Task requirements: Here are some records; copy every line that holds the word "Sneha".

Dataset rows
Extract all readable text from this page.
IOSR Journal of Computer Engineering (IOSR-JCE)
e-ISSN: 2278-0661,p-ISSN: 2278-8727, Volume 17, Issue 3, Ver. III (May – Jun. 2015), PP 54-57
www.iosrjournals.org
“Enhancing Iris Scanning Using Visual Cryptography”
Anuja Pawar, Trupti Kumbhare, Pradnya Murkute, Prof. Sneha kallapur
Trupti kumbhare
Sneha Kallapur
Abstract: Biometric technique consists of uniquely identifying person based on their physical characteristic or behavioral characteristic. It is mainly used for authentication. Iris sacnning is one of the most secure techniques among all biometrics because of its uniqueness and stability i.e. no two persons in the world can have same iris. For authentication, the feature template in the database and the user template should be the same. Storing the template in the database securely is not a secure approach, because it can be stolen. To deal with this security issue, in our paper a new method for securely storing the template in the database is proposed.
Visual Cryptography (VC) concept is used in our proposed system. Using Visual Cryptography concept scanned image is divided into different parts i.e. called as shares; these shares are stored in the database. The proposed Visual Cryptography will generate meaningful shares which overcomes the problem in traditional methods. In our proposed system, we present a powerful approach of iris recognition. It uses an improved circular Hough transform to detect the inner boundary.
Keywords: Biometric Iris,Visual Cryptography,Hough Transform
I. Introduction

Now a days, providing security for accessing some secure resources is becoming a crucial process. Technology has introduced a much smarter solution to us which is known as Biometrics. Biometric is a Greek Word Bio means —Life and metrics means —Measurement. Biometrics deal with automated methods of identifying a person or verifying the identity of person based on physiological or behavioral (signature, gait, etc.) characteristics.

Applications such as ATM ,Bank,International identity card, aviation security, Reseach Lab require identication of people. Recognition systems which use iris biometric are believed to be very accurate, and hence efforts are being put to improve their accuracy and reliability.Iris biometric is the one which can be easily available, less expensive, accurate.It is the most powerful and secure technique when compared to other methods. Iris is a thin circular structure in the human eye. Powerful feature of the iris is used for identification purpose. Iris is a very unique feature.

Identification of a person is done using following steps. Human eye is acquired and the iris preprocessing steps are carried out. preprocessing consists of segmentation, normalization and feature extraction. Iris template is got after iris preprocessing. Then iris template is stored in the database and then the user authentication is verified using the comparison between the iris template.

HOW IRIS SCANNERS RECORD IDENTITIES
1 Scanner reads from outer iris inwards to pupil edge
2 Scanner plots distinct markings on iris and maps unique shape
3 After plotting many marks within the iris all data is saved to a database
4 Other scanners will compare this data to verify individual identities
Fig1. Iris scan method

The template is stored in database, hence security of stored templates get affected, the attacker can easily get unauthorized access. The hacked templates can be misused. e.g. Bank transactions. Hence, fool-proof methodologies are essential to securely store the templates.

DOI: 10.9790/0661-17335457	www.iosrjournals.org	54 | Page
* * *
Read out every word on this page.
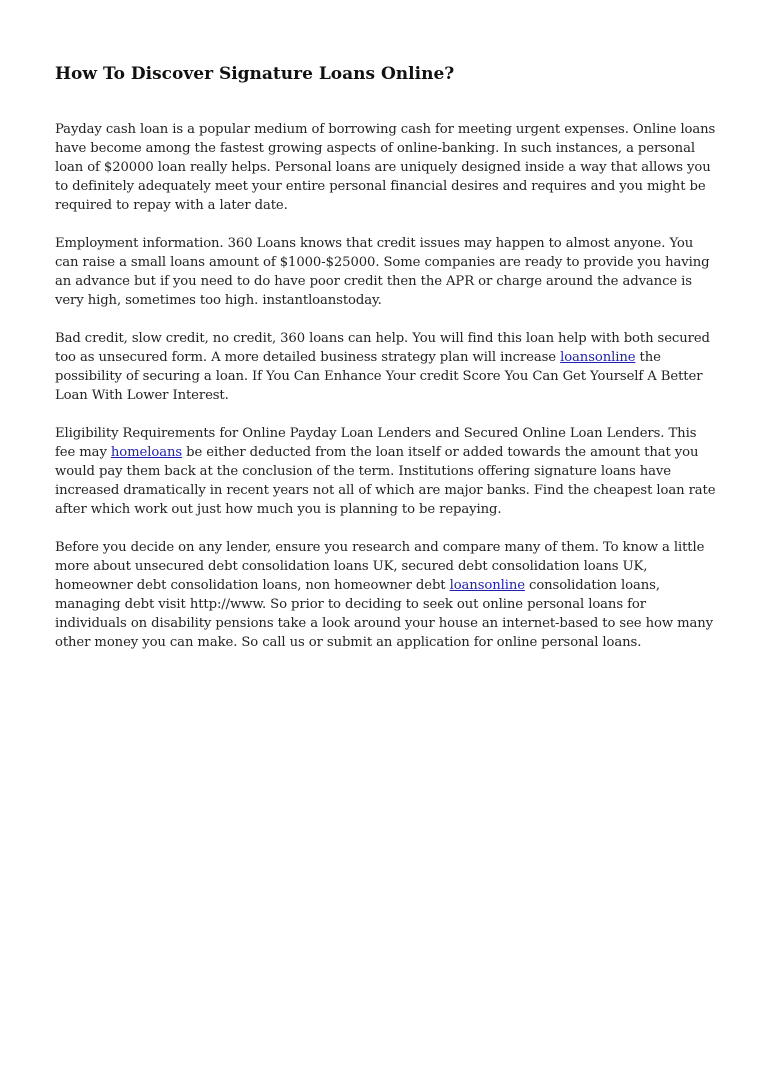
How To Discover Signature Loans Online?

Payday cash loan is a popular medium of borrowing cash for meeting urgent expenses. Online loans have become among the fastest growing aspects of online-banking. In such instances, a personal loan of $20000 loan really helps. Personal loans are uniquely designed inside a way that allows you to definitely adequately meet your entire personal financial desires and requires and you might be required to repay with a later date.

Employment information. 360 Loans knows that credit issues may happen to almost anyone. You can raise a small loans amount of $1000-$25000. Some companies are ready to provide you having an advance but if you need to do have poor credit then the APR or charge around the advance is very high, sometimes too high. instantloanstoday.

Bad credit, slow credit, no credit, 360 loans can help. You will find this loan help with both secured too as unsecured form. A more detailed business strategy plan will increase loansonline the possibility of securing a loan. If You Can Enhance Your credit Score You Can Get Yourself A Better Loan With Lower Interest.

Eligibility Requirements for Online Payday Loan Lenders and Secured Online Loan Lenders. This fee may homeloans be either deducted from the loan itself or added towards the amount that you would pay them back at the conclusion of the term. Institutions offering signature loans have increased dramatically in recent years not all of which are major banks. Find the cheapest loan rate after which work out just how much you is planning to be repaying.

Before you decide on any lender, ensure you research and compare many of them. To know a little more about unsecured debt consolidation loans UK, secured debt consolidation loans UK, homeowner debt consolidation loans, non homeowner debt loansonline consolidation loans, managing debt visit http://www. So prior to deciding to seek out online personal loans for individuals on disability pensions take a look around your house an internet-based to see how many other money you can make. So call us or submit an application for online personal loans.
--
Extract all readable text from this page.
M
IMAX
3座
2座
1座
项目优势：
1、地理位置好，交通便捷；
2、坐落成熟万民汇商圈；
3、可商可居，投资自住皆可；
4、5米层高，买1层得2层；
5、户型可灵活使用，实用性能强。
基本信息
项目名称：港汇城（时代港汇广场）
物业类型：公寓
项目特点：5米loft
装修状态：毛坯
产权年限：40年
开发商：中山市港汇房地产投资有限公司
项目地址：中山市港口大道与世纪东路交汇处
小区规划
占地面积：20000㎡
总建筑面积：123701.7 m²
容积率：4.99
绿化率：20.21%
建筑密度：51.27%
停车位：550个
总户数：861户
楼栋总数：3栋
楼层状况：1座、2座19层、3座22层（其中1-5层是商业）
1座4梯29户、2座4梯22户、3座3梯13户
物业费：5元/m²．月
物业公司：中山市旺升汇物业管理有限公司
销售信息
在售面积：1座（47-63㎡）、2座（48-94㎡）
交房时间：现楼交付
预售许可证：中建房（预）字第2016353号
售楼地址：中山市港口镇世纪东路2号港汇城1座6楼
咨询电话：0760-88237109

Completed task:
Anuja Pawar, Trupti Kumbhare, Pradnya Murkute, Prof. Sneha kallapur
Sneha Kallapur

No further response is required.